§ What is needed
Write out all of the entries that follow, word for word, but skip the pictures.

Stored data
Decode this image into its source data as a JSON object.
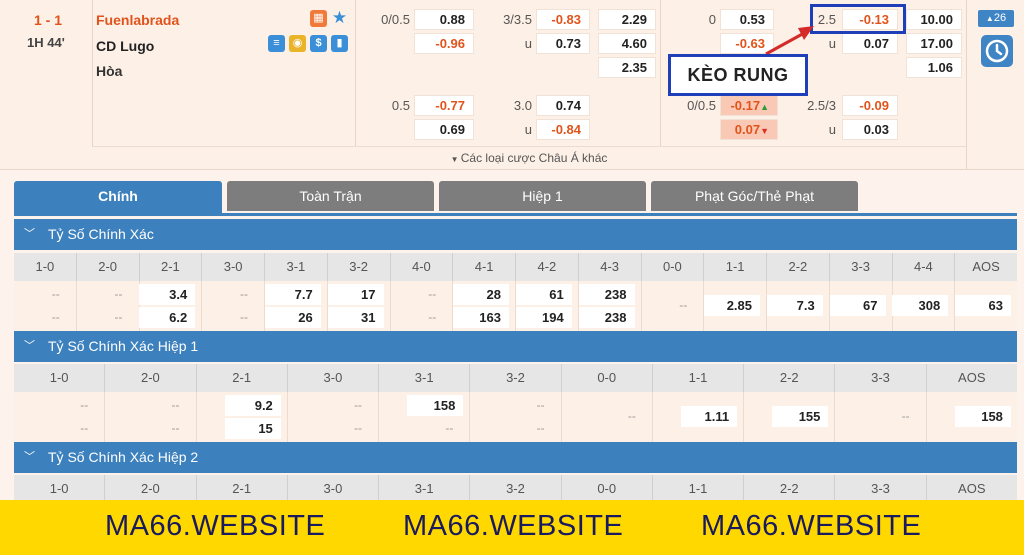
{
  "match": {
    "score": "1 - 1",
    "time": "1H 44'",
    "home": "Fuenlabrada",
    "away": "CD Lugo",
    "draw": "Hòa"
  },
  "odds": {
    "r1": {
      "l1": "0/0.5",
      "v1": "0.88",
      "l2": "3/3.5",
      "v2": "-0.83",
      "v3": "2.29",
      "l4": "0",
      "v4": "0.53",
      "l5": "2.5",
      "v5": "-0.13",
      "v6": "10.00"
    },
    "r2": {
      "v1": "-0.96",
      "l2": "u",
      "v2": "0.73",
      "v3": "4.60",
      "v4": "-0.63",
      "l5": "u",
      "v5": "0.07",
      "v6": "17.00"
    },
    "r3": {
      "v3": "2.35",
      "v6": "1.06"
    },
    "r4": {
      "l1": "0.5",
      "v1": "-0.77",
      "l2": "3.0",
      "v2": "0.74",
      "l4": "0/0.5",
      "v4": "-0.17",
      "l5": "2.5/3",
      "v5": "-0.09"
    },
    "r5": {
      "v1": "0.69",
      "l2": "u",
      "v2": "-0.84",
      "v4": "0.07",
      "l5": "u",
      "v5": "0.03"
    },
    "more": "Các loại cược Châu Á khác",
    "badge": "26",
    "callout": "KÈO RUNG"
  },
  "tabs": [
    "Chính",
    "Toàn Trận",
    "Hiệp 1",
    "Phạt Góc/Thẻ Phạt"
  ],
  "sections": {
    "s1": {
      "title": "Tỷ Số Chính Xác",
      "headers": [
        "1-0",
        "2-0",
        "2-1",
        "3-0",
        "3-1",
        "3-2",
        "4-0",
        "4-1",
        "4-2",
        "4-3",
        "0-0",
        "1-1",
        "2-2",
        "3-3",
        "4-4",
        "AOS"
      ],
      "top": [
        "--",
        "--",
        "3.4",
        "--",
        "7.7",
        "17",
        "--",
        "28",
        "61",
        "238",
        "",
        "",
        "",
        "",
        "",
        ""
      ],
      "bottom": [
        "--",
        "--",
        "6.2",
        "--",
        "26",
        "31",
        "--",
        "163",
        "194",
        "238",
        "",
        "",
        "",
        "",
        "",
        ""
      ],
      "mid": [
        "",
        "",
        "",
        "",
        "",
        "",
        "",
        "",
        "",
        "",
        "--",
        "2.85",
        "7.3",
        "67",
        "308",
        "63"
      ]
    },
    "s2": {
      "title": "Tỷ Số Chính Xác Hiệp 1",
      "headers": [
        "1-0",
        "2-0",
        "2-1",
        "3-0",
        "3-1",
        "3-2",
        "0-0",
        "1-1",
        "2-2",
        "3-3",
        "AOS"
      ],
      "top": [
        "--",
        "--",
        "9.2",
        "--",
        "158",
        "--",
        "",
        "",
        "",
        "",
        ""
      ],
      "bottom": [
        "--",
        "--",
        "15",
        "--",
        "--",
        "--",
        "",
        "",
        "",
        "",
        ""
      ],
      "mid": [
        "",
        "",
        "",
        "",
        "",
        "",
        "--",
        "1.11",
        "155",
        "--",
        "158"
      ]
    },
    "s3": {
      "title": "Tỷ Số Chính Xác Hiệp 2",
      "headers": [
        "1-0",
        "2-0",
        "2-1",
        "3-0",
        "3-1",
        "3-2",
        "0-0",
        "1-1",
        "2-2",
        "3-3",
        "AOS"
      ]
    }
  },
  "watermark": [
    "MA66.WEBSITE",
    "MA66.WEBSITE",
    "MA66.WEBSITE"
  ],
  "colors": {
    "accent": "#3c80bd",
    "orange": "#e0541c",
    "highlight": "#1f3fb8",
    "footer": "#ffd800"
  }
}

§ Solution for this exercise
Decode this image into its source data as a JSON object.
{
  "match": {
    "score": "1 - 1",
    "time": "1H 44'",
    "home": "Fuenlabrada",
    "away": "CD Lugo",
    "draw": "Hòa"
  },
  "odds": {
    "r1": {
      "l1": "0/0.5",
      "v1": "0.88",
      "l2": "3/3.5",
      "v2": "-0.83",
      "v3": "2.29",
      "l4": "0",
      "v4": "0.53",
      "l5": "2.5",
      "v5": "-0.13",
      "v6": "10.00"
    },
    "r2": {
      "v1": "-0.96",
      "l2": "u",
      "v2": "0.73",
      "v3": "4.60",
      "v4": "-0.63",
      "l5": "u",
      "v5": "0.07",
      "v6": "17.00"
    },
    "r3": {
      "v3": "2.35",
      "v6": "1.06"
    },
    "r4": {
      "l1": "0.5",
      "v1": "-0.77",
      "l2": "3.0",
      "v2": "0.74",
      "l4": "0/0.5",
      "v4": "-0.17",
      "l5": "2.5/3",
      "v5": "-0.09"
    },
    "r5": {
      "v1": "0.69",
      "l2": "u",
      "v2": "-0.84",
      "v4": "0.07",
      "l5": "u",
      "v5": "0.03"
    },
    "more": "Các loại cược Châu Á khác",
    "badge": "26",
    "callout": "KÈO RUNG"
  },
  "tabs": [
    "Chính",
    "Toàn Trận",
    "Hiệp 1",
    "Phạt Góc/Thẻ Phạt"
  ],
  "sections": {
    "s1": {
      "title": "Tỷ Số Chính Xác",
      "headers": [
        "1-0",
        "2-0",
        "2-1",
        "3-0",
        "3-1",
        "3-2",
        "4-0",
        "4-1",
        "4-2",
        "4-3",
        "0-0",
        "1-1",
        "2-2",
        "3-3",
        "4-4",
        "AOS"
      ],
      "top": [
        "--",
        "--",
        "3.4",
        "--",
        "7.7",
        "17",
        "--",
        "28",
        "61",
        "238",
        "",
        "",
        "",
        "",
        "",
        ""
      ],
      "bottom": [
        "--",
        "--",
        "6.2",
        "--",
        "26",
        "31",
        "--",
        "163",
        "194",
        "238",
        "",
        "",
        "",
        "",
        "",
        ""
      ],
      "mid": [
        "",
        "",
        "",
        "",
        "",
        "",
        "",
        "",
        "",
        "",
        "--",
        "2.85",
        "7.3",
        "67",
        "308",
        "63"
      ]
    },
    "s2": {
      "title": "Tỷ Số Chính Xác Hiệp 1",
      "headers": [
        "1-0",
        "2-0",
        "2-1",
        "3-0",
        "3-1",
        "3-2",
        "0-0",
        "1-1",
        "2-2",
        "3-3",
        "AOS"
      ],
      "top": [
        "--",
        "--",
        "9.2",
        "--",
        "158",
        "--",
        "",
        "",
        "",
        "",
        ""
      ],
      "bottom": [
        "--",
        "--",
        "15",
        "--",
        "--",
        "--",
        "",
        "",
        "",
        "",
        ""
      ],
      "mid": [
        "",
        "",
        "",
        "",
        "",
        "",
        "--",
        "1.11",
        "155",
        "--",
        "158"
      ]
    },
    "s3": {
      "title": "Tỷ Số Chính Xác Hiệp 2",
      "headers": [
        "1-0",
        "2-0",
        "2-1",
        "3-0",
        "3-1",
        "3-2",
        "0-0",
        "1-1",
        "2-2",
        "3-3",
        "AOS"
      ]
    }
  },
  "watermark": [
    "MA66.WEBSITE",
    "MA66.WEBSITE",
    "MA66.WEBSITE"
  ],
  "colors": {
    "accent": "#3c80bd",
    "orange": "#e0541c",
    "highlight": "#1f3fb8",
    "footer": "#ffd800"
  }
}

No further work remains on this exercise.